**Work instruction**
Each line below should be repeated exactly, but no picture should be carried over.

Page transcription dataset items
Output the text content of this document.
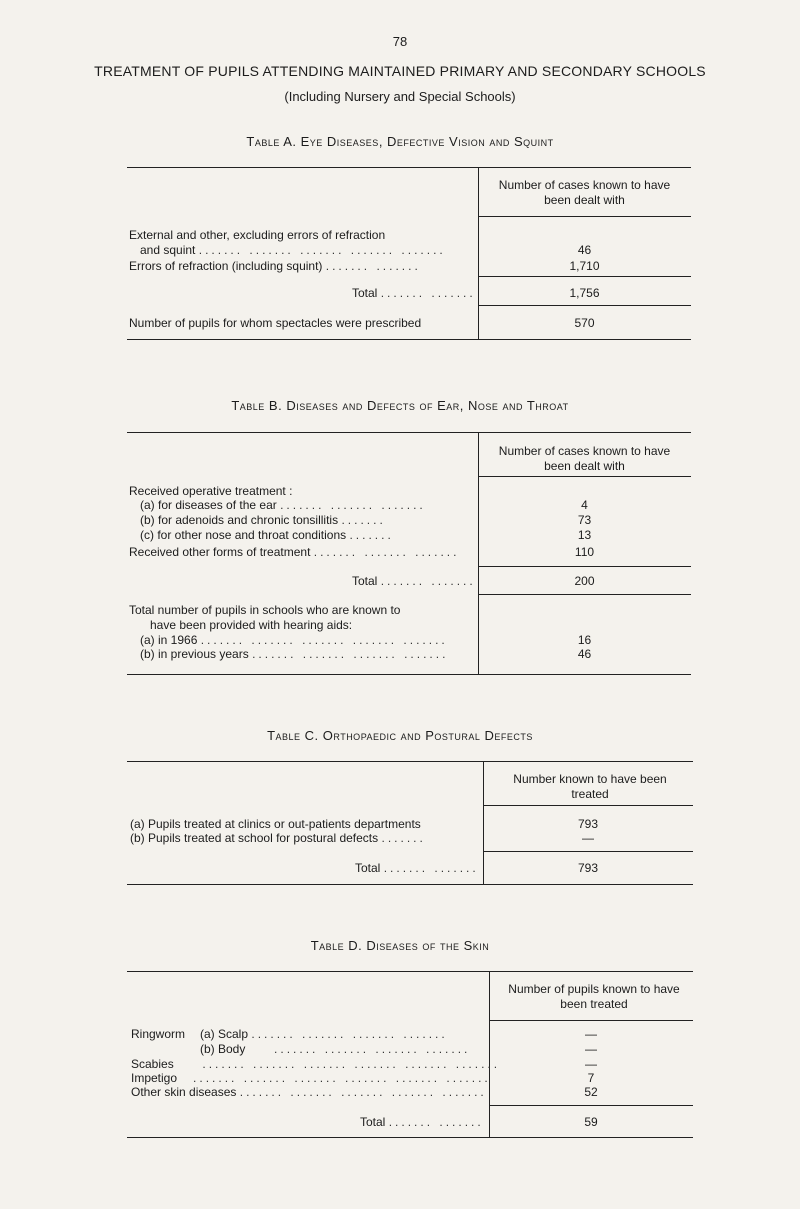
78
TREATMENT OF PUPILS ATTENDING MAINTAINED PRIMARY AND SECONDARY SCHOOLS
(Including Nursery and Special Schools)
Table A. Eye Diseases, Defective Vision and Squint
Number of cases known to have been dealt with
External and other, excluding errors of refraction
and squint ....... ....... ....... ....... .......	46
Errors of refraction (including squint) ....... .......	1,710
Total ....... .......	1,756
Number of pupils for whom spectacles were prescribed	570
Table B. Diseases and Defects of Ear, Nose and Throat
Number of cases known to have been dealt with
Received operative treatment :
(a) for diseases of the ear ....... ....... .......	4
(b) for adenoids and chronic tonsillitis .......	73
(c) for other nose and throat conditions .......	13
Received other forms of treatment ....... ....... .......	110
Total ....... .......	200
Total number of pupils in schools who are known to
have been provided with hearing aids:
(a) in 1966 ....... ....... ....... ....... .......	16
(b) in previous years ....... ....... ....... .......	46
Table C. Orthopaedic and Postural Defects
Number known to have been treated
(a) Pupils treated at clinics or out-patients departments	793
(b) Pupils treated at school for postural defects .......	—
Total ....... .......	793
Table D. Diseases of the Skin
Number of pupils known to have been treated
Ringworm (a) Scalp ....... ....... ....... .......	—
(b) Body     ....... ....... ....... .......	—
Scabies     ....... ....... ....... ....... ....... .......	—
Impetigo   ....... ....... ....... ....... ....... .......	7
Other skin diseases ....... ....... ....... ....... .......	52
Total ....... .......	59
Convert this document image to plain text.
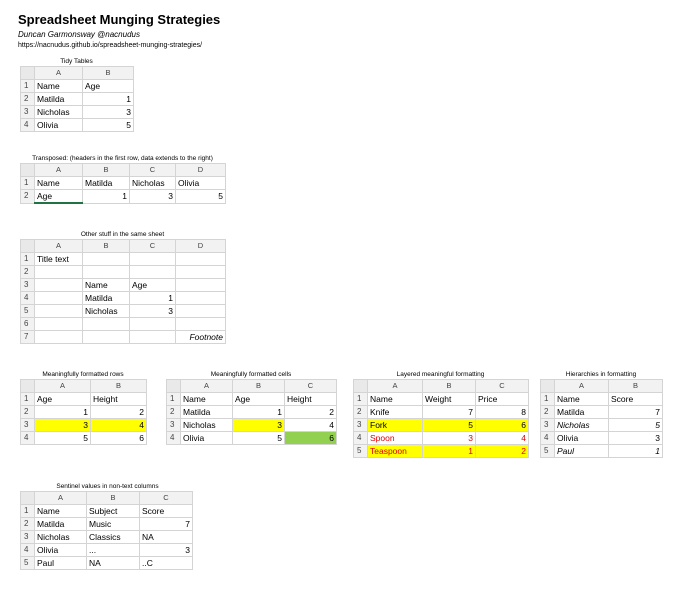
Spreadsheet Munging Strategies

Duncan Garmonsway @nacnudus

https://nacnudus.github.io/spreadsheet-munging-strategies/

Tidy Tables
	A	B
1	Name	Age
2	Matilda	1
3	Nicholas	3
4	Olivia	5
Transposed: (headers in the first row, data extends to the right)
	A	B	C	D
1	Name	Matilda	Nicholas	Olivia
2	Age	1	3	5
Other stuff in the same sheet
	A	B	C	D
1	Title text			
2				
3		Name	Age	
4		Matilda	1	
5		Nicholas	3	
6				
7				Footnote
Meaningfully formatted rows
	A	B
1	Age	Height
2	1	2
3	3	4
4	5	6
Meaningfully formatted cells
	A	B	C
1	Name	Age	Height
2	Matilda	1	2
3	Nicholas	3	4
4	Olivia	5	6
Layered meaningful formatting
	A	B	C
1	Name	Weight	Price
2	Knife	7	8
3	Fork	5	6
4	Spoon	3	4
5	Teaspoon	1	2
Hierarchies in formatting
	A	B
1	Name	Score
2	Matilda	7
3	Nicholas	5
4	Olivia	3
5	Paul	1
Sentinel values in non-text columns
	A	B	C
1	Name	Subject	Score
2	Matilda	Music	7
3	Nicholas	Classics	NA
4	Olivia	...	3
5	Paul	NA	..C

**Exercise result**
Output the text content of this document.
78
TREATMENT OF PUPILS ATTENDING MAINTAINED PRIMARY AND SECONDARY SCHOOLS
(Including Nursery and Special Schools)
Table A. Eye Diseases, Defective Vision and Squint
Number of cases known to have been dealt with
External and other, excluding errors of refraction
and squint ....... ....... ....... ....... .......	46
Errors of refraction (including squint) ....... .......	1,710
Total ....... .......	1,756
Number of pupils for whom spectacles were prescribed	570
Table B. Diseases and Defects of Ear, Nose and Throat
Number of cases known to have been dealt with
Received operative treatment :
(a) for diseases of the ear ....... ....... .......	4
(b) for adenoids and chronic tonsillitis .......	73
(c) for other nose and throat conditions .......	13
Received other forms of treatment ....... ....... .......	110
Total ....... .......	200
Total number of pupils in schools who are known to
have been provided with hearing aids:
(a) in 1966 ....... ....... ....... ....... .......	16
(b) in previous years ....... ....... ....... .......	46
Table C. Orthopaedic and Postural Defects
Number known to have been treated
(a) Pupils treated at clinics or out-patients departments	793
(b) Pupils treated at school for postural defects .......	—
Total ....... .......	793
Table D. Diseases of the Skin
Number of pupils known to have been treated
Ringworm (a) Scalp ....... ....... ....... .......	—
(b) Body     ....... ....... ....... .......	—
Scabies     ....... ....... ....... ....... ....... .......	—
Impetigo   ....... ....... ....... ....... ....... .......	7
Other skin diseases ....... ....... ....... ....... .......	52
Total ....... .......	59
Convert this document image to plain text.
Spreadsheet Munging Strategies

Duncan Garmonsway @nacnudus

https://nacnudus.github.io/spreadsheet-munging-strategies/

Tidy Tables
	A	B
1	Name	Age
2	Matilda	1
3	Nicholas	3
4	Olivia	5
Transposed: (headers in the first row, data extends to the right)
	A	B	C	D
1	Name	Matilda	Nicholas	Olivia
2	Age	1	3	5
Other stuff in the same sheet
	A	B	C	D
1	Title text			
2				
3		Name	Age	
4		Matilda	1	
5		Nicholas	3	
6				
7				Footnote
Meaningfully formatted rows
	A	B
1	Age	Height
2	1	2
3	3	4
4	5	6
Meaningfully formatted cells
	A	B	C
1	Name	Age	Height
2	Matilda	1	2
3	Nicholas	3	4
4	Olivia	5	6
Layered meaningful formatting
	A	B	C
1	Name	Weight	Price
2	Knife	7	8
3	Fork	5	6
4	Spoon	3	4
5	Teaspoon	1	2
Hierarchies in formatting
	A	B
1	Name	Score
2	Matilda	7
3	Nicholas	5
4	Olivia	3
5	Paul	1
Sentinel values in non-text columns
	A	B	C
1	Name	Subject	Score
2	Matilda	Music	7
3	Nicholas	Classics	NA
4	Olivia	...	3
5	Paul	NA	..C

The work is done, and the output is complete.